→ 原文内容:
Apache Airflow 和 Apache Atlas 超时

问题描述

我在 AWS ECS 中运行 Apache Airflow,在 EC2 上运行 Apache Atlas。我已经能够将 Apache Airflow 的本地实例连接到 EC2 上的 Apache Atlas;但是,我无法连接我的 AWS ECS 实例和 EC2 实例。当 DAG 中的 Airflow 任务尝试将信息推送到 Apache Atlas 时,我收到以下错误

[2021-02-18 18:49:37,301] {connectionpool.py:752} WARNING - retrying (Retry(total=4,connect=None,read=None,redirect=None,status=None)) after connection broken by 'ConnectTimeoutError(<urllib3.connection.httpconnection object at 0x7fb1e2e87410>,'Connection to <ip-address> timed out. (connect timeout=10)')': /api/atlas/v2/types/typedefs
[2021-02-18 18:49:47,302] {connectionpool.py:752} WARNING - retrying (Retry(total=3,status=None)) after connection broken by 'ConnectTimeoutError(<urllib3.connection.httpconnection object at 0x7fb1e2e87b10>,'Connection to <ip-address> timed out. (connect timeout=10)')': /api/atlas/v2/types/typedefs
[2021-02-18 18:49:57,311] {connectionpool.py:752} WARNING - retrying (Retry(total=2,status=None)) after connection broken by 'ConnectTimeoutError(<urllib3.connection.httpconnection object at 0x7fb1e2e9f190>,'Connection to <ip-address> timed out. (connect timeout=10)')': /api/atlas/v2/types/typedefs
[2021-02-18 18:50:07,319] {connectionpool.py:752} WARNING - retrying (Retry(total=1,status=None)) after connection broken by 'ConnectTimeoutError(<urllib3.connection.httpconnection object at 0x7fb1e2e9f7d0>,'Connection to <ip-address> timed out. (connect timeout=10)')': /api/atlas/v2/types/typedefs
[2021-02-18 18:50:17,327] {connectionpool.py:752} WARNING - retrying (Retry(total=0,status=None)) after connection broken by 'ConnectTimeoutError(<urllib3.connection.httpconnection object at 0x7fb1e2e9fe10>,'Connection to <ip-address> timed out. (connect timeout=10)')': /api/atlas/v2/types/typedefs
[2021-02-18 18:50:27,338] {taskinstance.py:1150} ERROR - httpconnectionPool(host='<ip-address>,port=21000): Max retries exceeded with url: /api/atlas/v2/types/typedefs (Caused by ConnectTimeoutError(<urllib3.connection.httpconnection object at 0x7fb1e2ea3490>,'Connection to <ip-address> timed out. (connect timeout=10)'))

→ 要做的事: 把上面讲 Airflow 连 Atlas 超时的那篇帖子接着往下写。

数据条目
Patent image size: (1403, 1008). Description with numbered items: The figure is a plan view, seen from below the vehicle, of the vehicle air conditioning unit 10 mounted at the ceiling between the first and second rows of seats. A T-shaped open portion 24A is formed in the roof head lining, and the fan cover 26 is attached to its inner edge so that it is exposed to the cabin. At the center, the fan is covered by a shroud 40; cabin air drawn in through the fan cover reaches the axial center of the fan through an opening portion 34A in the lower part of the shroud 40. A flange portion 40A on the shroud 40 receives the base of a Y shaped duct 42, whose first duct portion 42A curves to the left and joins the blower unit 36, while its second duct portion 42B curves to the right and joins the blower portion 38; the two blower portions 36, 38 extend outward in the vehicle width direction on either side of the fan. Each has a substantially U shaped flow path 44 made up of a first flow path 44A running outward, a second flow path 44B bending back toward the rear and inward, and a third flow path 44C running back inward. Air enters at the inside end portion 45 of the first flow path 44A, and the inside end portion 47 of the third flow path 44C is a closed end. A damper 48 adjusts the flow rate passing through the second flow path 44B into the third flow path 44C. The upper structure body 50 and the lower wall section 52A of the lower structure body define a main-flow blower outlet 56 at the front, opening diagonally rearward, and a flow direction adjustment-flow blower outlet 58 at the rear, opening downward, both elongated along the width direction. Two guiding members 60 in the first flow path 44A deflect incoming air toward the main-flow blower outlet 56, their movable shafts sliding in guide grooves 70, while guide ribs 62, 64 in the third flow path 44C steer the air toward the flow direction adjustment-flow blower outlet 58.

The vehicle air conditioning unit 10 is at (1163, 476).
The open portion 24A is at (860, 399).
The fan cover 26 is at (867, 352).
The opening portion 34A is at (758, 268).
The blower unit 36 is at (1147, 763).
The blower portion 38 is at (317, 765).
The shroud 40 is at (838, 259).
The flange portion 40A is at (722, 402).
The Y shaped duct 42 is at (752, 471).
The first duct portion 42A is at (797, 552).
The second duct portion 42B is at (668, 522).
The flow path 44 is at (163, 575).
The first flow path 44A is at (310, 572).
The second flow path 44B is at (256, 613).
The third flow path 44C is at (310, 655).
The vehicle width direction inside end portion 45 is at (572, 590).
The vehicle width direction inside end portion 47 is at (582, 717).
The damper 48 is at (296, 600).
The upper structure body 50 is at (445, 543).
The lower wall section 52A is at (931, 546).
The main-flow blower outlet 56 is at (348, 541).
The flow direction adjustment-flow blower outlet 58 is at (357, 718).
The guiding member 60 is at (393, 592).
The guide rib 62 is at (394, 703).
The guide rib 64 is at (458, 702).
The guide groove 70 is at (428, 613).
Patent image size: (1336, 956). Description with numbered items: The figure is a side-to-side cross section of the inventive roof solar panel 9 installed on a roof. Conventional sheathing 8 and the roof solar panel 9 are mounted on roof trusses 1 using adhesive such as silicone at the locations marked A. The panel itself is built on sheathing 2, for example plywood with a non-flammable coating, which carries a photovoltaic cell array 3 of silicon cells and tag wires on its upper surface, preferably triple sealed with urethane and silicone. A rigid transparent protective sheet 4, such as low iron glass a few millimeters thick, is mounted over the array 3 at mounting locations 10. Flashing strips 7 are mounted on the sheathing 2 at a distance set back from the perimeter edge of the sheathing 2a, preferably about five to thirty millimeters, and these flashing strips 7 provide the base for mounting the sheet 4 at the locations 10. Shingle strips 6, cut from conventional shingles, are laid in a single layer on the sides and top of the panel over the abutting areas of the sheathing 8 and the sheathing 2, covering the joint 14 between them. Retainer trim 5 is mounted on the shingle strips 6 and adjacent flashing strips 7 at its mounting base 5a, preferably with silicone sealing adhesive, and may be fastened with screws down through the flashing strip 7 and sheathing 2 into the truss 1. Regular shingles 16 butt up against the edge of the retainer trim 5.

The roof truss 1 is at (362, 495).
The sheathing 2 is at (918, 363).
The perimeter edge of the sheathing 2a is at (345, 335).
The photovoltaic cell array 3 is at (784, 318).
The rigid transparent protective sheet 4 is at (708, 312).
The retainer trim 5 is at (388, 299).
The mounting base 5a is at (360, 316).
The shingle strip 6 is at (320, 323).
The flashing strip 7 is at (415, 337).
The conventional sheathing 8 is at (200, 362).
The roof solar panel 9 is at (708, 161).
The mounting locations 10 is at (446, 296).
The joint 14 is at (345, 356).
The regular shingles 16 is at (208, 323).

→ 回复:
编辑: 按要求发布代码

airflow.cfg 配置

backend = airflow.lineage.backend.atlas.AtlasBackend

[atlas]
host = <ip-address>
port = 21000
username = admin
password = <password>

解决方法

我能够通过将 ip 地址设置为私有 ip 地址而不是运行 atlas 的 ec2 的公共 ip 地址来解决问题。另外,我不得不更新ec2运行apache atlas的安全组入站规则,以允许airflow webserver流量的私有IP地址进入。